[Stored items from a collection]
_____

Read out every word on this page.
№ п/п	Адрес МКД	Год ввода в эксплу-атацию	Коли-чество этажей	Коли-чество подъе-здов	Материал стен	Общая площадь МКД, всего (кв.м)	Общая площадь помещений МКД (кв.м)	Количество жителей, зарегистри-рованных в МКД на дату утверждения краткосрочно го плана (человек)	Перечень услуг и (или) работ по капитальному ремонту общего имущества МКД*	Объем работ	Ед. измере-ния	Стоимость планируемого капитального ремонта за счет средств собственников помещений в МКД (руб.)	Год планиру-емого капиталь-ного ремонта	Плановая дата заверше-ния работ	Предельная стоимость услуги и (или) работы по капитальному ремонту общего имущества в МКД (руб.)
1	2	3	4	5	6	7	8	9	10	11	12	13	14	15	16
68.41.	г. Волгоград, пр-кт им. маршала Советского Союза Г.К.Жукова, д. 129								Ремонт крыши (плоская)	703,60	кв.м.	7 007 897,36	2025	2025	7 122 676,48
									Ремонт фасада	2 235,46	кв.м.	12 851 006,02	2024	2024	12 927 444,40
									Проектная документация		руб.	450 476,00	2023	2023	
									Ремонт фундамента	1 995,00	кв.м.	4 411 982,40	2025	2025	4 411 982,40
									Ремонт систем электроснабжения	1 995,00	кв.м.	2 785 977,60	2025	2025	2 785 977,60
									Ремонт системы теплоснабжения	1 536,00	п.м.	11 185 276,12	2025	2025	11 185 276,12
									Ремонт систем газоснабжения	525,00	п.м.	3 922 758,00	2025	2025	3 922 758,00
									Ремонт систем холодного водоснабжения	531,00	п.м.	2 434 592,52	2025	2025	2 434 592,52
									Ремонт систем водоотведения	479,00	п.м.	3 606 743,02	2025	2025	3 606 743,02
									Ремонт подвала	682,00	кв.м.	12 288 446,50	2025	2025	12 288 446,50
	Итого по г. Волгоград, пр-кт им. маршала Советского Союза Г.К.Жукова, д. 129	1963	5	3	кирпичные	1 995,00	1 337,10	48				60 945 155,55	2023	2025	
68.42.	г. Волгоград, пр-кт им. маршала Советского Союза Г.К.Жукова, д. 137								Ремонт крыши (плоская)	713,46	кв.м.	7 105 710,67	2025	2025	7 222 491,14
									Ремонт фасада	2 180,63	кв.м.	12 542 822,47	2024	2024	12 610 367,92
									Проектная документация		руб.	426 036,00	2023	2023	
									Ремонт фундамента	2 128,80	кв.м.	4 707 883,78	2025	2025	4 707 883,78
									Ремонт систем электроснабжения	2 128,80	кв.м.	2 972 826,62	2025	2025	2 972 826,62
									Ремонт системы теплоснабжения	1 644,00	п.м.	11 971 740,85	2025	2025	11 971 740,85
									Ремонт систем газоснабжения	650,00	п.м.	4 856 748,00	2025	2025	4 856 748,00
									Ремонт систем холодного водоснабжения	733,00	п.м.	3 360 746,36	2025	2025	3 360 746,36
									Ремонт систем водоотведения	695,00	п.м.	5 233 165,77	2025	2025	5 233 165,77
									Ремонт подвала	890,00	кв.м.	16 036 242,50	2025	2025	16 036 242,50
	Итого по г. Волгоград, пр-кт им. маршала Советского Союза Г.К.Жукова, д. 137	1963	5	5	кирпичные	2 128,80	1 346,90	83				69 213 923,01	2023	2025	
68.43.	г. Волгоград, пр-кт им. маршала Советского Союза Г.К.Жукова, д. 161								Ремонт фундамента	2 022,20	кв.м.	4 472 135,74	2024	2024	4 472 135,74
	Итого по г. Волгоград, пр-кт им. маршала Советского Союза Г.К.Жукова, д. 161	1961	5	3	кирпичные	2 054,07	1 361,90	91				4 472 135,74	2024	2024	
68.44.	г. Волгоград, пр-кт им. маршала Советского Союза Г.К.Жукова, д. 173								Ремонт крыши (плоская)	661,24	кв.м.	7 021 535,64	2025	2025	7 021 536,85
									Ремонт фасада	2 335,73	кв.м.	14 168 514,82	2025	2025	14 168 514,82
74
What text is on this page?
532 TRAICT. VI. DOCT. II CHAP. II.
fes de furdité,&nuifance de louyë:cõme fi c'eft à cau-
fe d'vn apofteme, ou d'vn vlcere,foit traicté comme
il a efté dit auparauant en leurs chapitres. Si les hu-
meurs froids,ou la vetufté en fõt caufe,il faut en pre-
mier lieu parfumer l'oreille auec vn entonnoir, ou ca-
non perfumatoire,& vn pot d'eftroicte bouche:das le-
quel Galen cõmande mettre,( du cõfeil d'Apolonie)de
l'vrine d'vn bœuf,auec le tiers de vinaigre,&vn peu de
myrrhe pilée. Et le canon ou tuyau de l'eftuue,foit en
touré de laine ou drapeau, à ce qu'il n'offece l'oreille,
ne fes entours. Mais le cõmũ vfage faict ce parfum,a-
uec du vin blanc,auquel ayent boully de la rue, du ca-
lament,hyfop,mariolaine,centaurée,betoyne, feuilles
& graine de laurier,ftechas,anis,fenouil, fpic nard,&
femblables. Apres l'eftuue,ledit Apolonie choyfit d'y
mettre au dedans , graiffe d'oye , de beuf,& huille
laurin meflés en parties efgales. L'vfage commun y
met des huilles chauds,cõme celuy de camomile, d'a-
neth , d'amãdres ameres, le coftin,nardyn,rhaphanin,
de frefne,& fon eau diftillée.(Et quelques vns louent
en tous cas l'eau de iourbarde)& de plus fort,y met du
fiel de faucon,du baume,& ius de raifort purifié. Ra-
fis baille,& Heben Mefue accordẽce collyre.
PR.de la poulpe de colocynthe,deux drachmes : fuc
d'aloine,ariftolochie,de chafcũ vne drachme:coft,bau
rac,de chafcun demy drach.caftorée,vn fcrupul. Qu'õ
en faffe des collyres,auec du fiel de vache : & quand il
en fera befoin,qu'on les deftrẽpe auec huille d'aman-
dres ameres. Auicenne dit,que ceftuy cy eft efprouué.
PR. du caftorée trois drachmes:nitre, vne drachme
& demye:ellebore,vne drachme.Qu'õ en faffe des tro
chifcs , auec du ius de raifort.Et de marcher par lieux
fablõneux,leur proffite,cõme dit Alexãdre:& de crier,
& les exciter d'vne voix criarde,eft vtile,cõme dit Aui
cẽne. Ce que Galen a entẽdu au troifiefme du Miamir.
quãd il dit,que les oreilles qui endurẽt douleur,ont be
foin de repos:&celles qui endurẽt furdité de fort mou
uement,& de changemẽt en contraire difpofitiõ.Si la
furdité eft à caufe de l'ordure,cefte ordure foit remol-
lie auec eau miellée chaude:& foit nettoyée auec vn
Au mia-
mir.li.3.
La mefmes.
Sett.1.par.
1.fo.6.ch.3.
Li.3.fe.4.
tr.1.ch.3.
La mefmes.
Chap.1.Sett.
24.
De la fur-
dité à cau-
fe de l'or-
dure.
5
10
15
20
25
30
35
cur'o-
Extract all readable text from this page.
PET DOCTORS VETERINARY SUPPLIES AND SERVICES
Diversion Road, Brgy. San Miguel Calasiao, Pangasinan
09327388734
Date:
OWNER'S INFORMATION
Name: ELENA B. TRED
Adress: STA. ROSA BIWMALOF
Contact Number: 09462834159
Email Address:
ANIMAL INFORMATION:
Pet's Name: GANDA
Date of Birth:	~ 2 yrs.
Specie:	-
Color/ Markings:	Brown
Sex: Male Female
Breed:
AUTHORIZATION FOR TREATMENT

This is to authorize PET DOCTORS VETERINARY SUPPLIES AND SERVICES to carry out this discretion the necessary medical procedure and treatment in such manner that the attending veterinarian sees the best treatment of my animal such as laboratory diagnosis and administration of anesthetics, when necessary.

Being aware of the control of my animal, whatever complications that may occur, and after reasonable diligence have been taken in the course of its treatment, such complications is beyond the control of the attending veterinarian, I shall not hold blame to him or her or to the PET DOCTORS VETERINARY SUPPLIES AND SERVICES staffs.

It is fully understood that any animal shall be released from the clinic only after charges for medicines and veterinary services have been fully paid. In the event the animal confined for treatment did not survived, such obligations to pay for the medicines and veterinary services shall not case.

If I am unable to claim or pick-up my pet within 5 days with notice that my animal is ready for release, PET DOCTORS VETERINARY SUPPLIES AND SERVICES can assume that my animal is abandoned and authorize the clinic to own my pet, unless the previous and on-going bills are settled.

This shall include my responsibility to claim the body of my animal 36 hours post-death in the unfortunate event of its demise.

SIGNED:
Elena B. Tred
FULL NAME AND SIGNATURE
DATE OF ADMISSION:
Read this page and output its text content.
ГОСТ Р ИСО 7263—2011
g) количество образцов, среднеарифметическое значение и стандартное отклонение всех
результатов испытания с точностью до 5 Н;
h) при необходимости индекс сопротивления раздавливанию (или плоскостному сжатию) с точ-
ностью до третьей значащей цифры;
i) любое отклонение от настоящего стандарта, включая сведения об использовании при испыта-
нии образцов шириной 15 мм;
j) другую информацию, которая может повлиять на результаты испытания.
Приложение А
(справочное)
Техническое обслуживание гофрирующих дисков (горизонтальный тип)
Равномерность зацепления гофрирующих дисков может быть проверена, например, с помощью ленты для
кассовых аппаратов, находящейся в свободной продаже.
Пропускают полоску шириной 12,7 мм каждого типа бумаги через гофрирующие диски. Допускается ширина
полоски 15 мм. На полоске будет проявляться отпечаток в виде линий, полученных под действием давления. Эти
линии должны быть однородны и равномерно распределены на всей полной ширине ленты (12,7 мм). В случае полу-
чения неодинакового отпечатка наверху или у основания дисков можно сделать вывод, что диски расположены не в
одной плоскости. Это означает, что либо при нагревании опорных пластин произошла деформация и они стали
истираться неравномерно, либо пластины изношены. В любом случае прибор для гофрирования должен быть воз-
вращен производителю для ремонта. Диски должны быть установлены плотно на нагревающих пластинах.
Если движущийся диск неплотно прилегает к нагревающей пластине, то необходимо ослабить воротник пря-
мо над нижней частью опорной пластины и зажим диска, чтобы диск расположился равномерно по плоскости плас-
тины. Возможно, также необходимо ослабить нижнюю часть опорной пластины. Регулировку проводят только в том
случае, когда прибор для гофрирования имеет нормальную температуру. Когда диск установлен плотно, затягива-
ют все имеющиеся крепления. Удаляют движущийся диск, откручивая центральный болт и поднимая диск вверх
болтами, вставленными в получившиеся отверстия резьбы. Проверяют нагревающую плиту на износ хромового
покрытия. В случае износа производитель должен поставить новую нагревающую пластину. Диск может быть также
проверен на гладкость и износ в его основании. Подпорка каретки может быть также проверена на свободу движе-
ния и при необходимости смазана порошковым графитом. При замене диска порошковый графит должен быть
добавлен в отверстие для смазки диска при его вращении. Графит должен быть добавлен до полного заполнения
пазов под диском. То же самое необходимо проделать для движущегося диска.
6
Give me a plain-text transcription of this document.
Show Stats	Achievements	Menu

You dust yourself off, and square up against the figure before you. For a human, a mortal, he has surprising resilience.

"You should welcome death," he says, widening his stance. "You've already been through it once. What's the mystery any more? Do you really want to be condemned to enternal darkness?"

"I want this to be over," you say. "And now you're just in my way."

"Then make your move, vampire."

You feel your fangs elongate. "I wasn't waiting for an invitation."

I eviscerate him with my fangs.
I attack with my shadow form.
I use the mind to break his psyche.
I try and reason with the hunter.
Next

_____

— Aim —
From the listing above, collect each line in which the string "фасада" appears.

— The reply —
									Ремонт фасада	2 235,46	кв.м.	12 851 006,02	2024	2024	12 927 444,40
									Ремонт фасада	2 180,63	кв.м.	12 542 822,47	2024	2024	12 610 367,92
									Ремонт фасада	2 335,73	кв.м.	14 168 514,82	2025	2025	14 168 514,82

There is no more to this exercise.